══ Data for this task ══
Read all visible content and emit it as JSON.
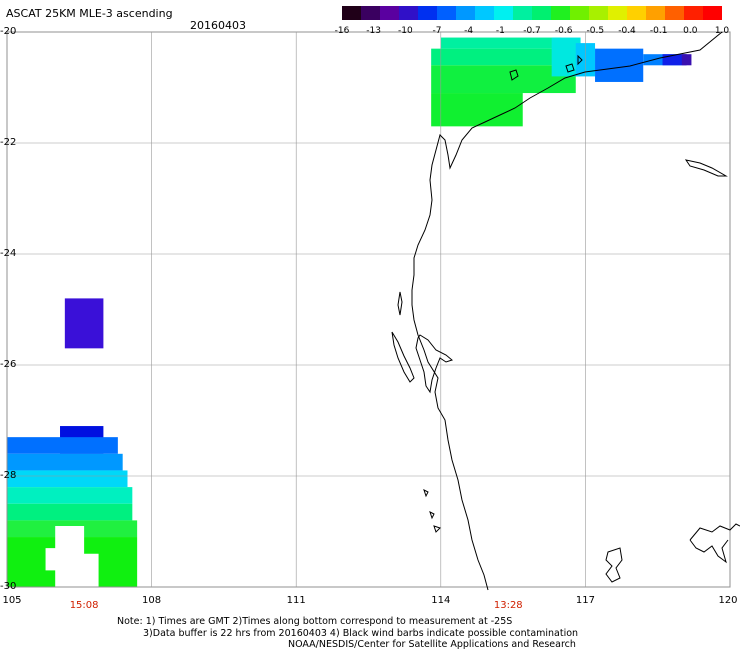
{
  "header": {
    "title": "ASCAT 25KM MLE-3 ascending",
    "date": "20160403"
  },
  "colorbar": {
    "ticks": [
      "-16",
      "-13",
      "-10",
      "-7",
      "-4",
      "-1",
      "-0.7",
      "-0.6",
      "-0.5",
      "-0.4",
      "-0.1",
      "0.0",
      "1.0"
    ],
    "colors": [
      "#200018",
      "#3a0060",
      "#5a00a0",
      "#3010c8",
      "#0030f0",
      "#0060ff",
      "#0098ff",
      "#00c8ff",
      "#00f0f0",
      "#00f0a0",
      "#00f070",
      "#20f020",
      "#70f000",
      "#a8f000",
      "#e0f000",
      "#ffd000",
      "#ffa000",
      "#ff6000",
      "#ff2000",
      "#ff0000"
    ]
  },
  "axes": {
    "lat_labels": [
      "-20",
      "-22",
      "-24",
      "-26",
      "-28",
      "-30"
    ],
    "lon_labels": [
      "105",
      "108",
      "111",
      "114",
      "117",
      "120"
    ],
    "time_labels": [
      {
        "text": "15:08",
        "lon": 106.6
      },
      {
        "text": "13:28",
        "lon": 115.4
      }
    ]
  },
  "map_extent": {
    "lon_min": 105,
    "lon_max": 120,
    "lat_max": -20,
    "lat_min": -30
  },
  "swaths": [
    {
      "lon": [
        106.2,
        107.0
      ],
      "lat": [
        -24.8,
        -25.7
      ],
      "color": "#3a10d8"
    },
    {
      "lon": [
        106.1,
        107.0
      ],
      "lat": [
        -27.1,
        -27.6
      ],
      "color": "#0010e0"
    },
    {
      "lon": [
        105.0,
        107.3
      ],
      "lat": [
        -27.3,
        -27.6
      ],
      "color": "#0070ff"
    },
    {
      "lon": [
        105.0,
        107.4
      ],
      "lat": [
        -27.6,
        -27.9
      ],
      "color": "#0098ff"
    },
    {
      "lon": [
        105.0,
        107.5
      ],
      "lat": [
        -27.9,
        -28.2
      ],
      "color": "#00d8f8"
    },
    {
      "lon": [
        105.0,
        107.6
      ],
      "lat": [
        -28.2,
        -28.5
      ],
      "color": "#00f0c0"
    },
    {
      "lon": [
        105.0,
        107.6
      ],
      "lat": [
        -28.5,
        -28.8
      ],
      "color": "#00f080"
    },
    {
      "lon": [
        105.0,
        107.7
      ],
      "lat": [
        -28.8,
        -29.1
      ],
      "color": "#20f040"
    },
    {
      "lon": [
        105.0,
        107.7
      ],
      "lat": [
        -29.1,
        -30.0
      ],
      "color": "#10f010"
    },
    {
      "lon": [
        114.0,
        116.5
      ],
      "lat": [
        -20.1,
        -20.3
      ],
      "color": "#00f0a0"
    },
    {
      "lon": [
        113.8,
        116.8
      ],
      "lat": [
        -20.3,
        -20.6
      ],
      "color": "#00f080"
    },
    {
      "lon": [
        113.8,
        116.8
      ],
      "lat": [
        -20.6,
        -21.1
      ],
      "color": "#10f040"
    },
    {
      "lon": [
        113.8,
        115.7
      ],
      "lat": [
        -21.1,
        -21.7
      ],
      "color": "#10f030"
    },
    {
      "lon": [
        116.3,
        116.9
      ],
      "lat": [
        -20.1,
        -20.8
      ],
      "color": "#00e8e0"
    },
    {
      "lon": [
        116.8,
        117.2
      ],
      "lat": [
        -20.2,
        -20.8
      ],
      "color": "#00c8ff"
    },
    {
      "lon": [
        117.2,
        118.2
      ],
      "lat": [
        -20.3,
        -20.9
      ],
      "color": "#0070ff"
    },
    {
      "lon": [
        118.2,
        119.0
      ],
      "lat": [
        -20.4,
        -20.6
      ],
      "color": "#0080ff"
    },
    {
      "lon": [
        118.6,
        119.1
      ],
      "lat": [
        -20.4,
        -20.6
      ],
      "color": "#1020e8"
    },
    {
      "lon": [
        119.0,
        119.2
      ],
      "lat": [
        -20.4,
        -20.6
      ],
      "color": "#3a10b0"
    }
  ],
  "notes": [
    "Note: 1) Times are GMT 2)Times along bottom correspond to measurement at -25S",
    "3)Data buffer is 22 hrs from 20160403 4) Black wind barbs indicate possible contamination",
    "NOAA/NESDIS/Center for Satellite Applications and Research"
  ]
}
═══
Task to complete: Pictures stay out; repeat all the rest of the records exactly.

Task solution:
Read all visible content and emit it as JSON.
{
  "header": {
    "title": "ASCAT 25KM MLE-3 ascending",
    "date": "20160403"
  },
  "colorbar": {
    "ticks": [
      "-16",
      "-13",
      "-10",
      "-7",
      "-4",
      "-1",
      "-0.7",
      "-0.6",
      "-0.5",
      "-0.4",
      "-0.1",
      "0.0",
      "1.0"
    ],
    "colors": [
      "#200018",
      "#3a0060",
      "#5a00a0",
      "#3010c8",
      "#0030f0",
      "#0060ff",
      "#0098ff",
      "#00c8ff",
      "#00f0f0",
      "#00f0a0",
      "#00f070",
      "#20f020",
      "#70f000",
      "#a8f000",
      "#e0f000",
      "#ffd000",
      "#ffa000",
      "#ff6000",
      "#ff2000",
      "#ff0000"
    ]
  },
  "axes": {
    "lat_labels": [
      "-20",
      "-22",
      "-24",
      "-26",
      "-28",
      "-30"
    ],
    "lon_labels": [
      "105",
      "108",
      "111",
      "114",
      "117",
      "120"
    ],
    "time_labels": [
      {
        "text": "15:08",
        "lon": 106.6
      },
      {
        "text": "13:28",
        "lon": 115.4
      }
    ]
  },
  "map_extent": {
    "lon_min": 105,
    "lon_max": 120,
    "lat_max": -20,
    "lat_min": -30
  },
  "swaths": [
    {
      "lon": [
        106.2,
        107.0
      ],
      "lat": [
        -24.8,
        -25.7
      ],
      "color": "#3a10d8"
    },
    {
      "lon": [
        106.1,
        107.0
      ],
      "lat": [
        -27.1,
        -27.6
      ],
      "color": "#0010e0"
    },
    {
      "lon": [
        105.0,
        107.3
      ],
      "lat": [
        -27.3,
        -27.6
      ],
      "color": "#0070ff"
    },
    {
      "lon": [
        105.0,
        107.4
      ],
      "lat": [
        -27.6,
        -27.9
      ],
      "color": "#0098ff"
    },
    {
      "lon": [
        105.0,
        107.5
      ],
      "lat": [
        -27.9,
        -28.2
      ],
      "color": "#00d8f8"
    },
    {
      "lon": [
        105.0,
        107.6
      ],
      "lat": [
        -28.2,
        -28.5
      ],
      "color": "#00f0c0"
    },
    {
      "lon": [
        105.0,
        107.6
      ],
      "lat": [
        -28.5,
        -28.8
      ],
      "color": "#00f080"
    },
    {
      "lon": [
        105.0,
        107.7
      ],
      "lat": [
        -28.8,
        -29.1
      ],
      "color": "#20f040"
    },
    {
      "lon": [
        105.0,
        107.7
      ],
      "lat": [
        -29.1,
        -30.0
      ],
      "color": "#10f010"
    },
    {
      "lon": [
        114.0,
        116.5
      ],
      "lat": [
        -20.1,
        -20.3
      ],
      "color": "#00f0a0"
    },
    {
      "lon": [
        113.8,
        116.8
      ],
      "lat": [
        -20.3,
        -20.6
      ],
      "color": "#00f080"
    },
    {
      "lon": [
        113.8,
        116.8
      ],
      "lat": [
        -20.6,
        -21.1
      ],
      "color": "#10f040"
    },
    {
      "lon": [
        113.8,
        115.7
      ],
      "lat": [
        -21.1,
        -21.7
      ],
      "color": "#10f030"
    },
    {
      "lon": [
        116.3,
        116.9
      ],
      "lat": [
        -20.1,
        -20.8
      ],
      "color": "#00e8e0"
    },
    {
      "lon": [
        116.8,
        117.2
      ],
      "lat": [
        -20.2,
        -20.8
      ],
      "color": "#00c8ff"
    },
    {
      "lon": [
        117.2,
        118.2
      ],
      "lat": [
        -20.3,
        -20.9
      ],
      "color": "#0070ff"
    },
    {
      "lon": [
        118.2,
        119.0
      ],
      "lat": [
        -20.4,
        -20.6
      ],
      "color": "#0080ff"
    },
    {
      "lon": [
        118.6,
        119.1
      ],
      "lat": [
        -20.4,
        -20.6
      ],
      "color": "#1020e8"
    },
    {
      "lon": [
        119.0,
        119.2
      ],
      "lat": [
        -20.4,
        -20.6
      ],
      "color": "#3a10b0"
    }
  ],
  "notes": [
    "Note: 1) Times are GMT 2)Times along bottom correspond to measurement at -25S",
    "3)Data buffer is 22 hrs from 20160403 4) Black wind barbs indicate possible contamination",
    "NOAA/NESDIS/Center for Satellite Applications and Research"
  ]
}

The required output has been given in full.